(Figure content listings)
----------------------------------------

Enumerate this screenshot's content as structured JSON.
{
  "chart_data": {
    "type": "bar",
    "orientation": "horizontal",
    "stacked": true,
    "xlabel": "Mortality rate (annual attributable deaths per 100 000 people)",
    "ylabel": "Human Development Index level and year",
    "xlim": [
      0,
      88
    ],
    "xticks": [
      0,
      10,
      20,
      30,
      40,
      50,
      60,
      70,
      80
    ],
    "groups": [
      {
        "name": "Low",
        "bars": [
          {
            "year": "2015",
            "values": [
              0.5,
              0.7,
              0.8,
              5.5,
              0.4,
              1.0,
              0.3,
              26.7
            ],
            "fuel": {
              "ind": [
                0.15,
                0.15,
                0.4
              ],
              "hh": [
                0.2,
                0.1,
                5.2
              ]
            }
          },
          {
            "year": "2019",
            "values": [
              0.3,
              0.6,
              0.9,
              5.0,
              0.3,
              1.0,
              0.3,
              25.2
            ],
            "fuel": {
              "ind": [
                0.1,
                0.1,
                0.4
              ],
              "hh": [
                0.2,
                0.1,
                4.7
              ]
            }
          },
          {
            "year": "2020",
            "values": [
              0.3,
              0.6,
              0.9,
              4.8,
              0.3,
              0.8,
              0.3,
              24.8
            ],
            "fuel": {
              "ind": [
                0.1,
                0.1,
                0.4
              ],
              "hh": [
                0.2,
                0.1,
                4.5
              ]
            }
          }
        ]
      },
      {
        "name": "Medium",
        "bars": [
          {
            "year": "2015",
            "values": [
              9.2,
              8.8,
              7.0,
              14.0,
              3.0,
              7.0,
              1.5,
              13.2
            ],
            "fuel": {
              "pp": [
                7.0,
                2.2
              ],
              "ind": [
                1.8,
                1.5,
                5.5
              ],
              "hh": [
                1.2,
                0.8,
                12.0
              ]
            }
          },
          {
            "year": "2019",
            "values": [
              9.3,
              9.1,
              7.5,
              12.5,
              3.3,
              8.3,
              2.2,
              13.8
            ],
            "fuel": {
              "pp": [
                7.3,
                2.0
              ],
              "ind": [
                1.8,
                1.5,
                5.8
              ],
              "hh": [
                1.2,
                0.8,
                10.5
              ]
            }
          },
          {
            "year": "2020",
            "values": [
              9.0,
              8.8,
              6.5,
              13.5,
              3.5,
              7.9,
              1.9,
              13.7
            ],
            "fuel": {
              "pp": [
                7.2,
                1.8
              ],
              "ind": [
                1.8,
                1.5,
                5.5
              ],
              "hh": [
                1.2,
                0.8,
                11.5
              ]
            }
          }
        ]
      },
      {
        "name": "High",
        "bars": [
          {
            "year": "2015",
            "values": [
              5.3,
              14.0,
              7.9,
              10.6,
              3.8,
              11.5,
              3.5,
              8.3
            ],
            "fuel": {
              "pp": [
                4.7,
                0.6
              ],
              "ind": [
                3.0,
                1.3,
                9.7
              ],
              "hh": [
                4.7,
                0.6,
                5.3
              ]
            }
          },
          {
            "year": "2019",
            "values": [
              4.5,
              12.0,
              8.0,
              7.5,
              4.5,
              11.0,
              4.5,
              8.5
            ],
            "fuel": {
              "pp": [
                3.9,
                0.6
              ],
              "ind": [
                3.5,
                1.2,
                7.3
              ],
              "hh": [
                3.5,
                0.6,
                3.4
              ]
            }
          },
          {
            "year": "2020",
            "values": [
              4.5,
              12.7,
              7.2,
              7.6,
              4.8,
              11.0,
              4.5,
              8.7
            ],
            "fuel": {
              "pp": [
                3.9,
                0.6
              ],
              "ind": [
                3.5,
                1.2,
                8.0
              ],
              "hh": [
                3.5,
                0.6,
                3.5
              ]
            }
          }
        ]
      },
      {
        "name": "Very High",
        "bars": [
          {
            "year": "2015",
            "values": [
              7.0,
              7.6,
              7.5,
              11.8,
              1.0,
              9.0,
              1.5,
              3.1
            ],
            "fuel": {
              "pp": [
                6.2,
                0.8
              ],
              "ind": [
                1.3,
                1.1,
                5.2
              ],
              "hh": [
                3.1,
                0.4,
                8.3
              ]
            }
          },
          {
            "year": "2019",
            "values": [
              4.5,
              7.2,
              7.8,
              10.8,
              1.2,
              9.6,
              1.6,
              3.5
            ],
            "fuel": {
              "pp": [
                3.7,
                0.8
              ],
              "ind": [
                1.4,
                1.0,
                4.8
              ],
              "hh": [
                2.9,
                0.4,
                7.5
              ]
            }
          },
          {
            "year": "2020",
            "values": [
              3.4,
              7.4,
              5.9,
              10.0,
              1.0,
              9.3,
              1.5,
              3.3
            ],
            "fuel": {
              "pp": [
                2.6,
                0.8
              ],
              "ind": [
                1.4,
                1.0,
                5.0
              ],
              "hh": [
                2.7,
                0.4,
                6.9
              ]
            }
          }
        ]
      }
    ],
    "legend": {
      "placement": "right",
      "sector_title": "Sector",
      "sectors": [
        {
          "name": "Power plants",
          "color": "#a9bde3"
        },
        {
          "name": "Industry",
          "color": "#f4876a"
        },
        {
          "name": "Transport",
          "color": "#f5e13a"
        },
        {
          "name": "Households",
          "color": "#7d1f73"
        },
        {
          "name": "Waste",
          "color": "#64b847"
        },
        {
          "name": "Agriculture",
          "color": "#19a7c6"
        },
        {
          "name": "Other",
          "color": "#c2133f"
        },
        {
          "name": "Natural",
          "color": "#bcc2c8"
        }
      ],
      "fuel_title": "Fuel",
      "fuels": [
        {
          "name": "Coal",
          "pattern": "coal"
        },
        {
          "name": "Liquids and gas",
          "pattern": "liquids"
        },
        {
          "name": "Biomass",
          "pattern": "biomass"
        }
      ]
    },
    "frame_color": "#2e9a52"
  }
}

----------------------------------------

* **Problem requirements**:
Find every line in the records that contains the word "pattern"; copy those lines.

* **Exercise response**:
          "pattern": "coal"
          "pattern": "liquids"
          "pattern": "biomass"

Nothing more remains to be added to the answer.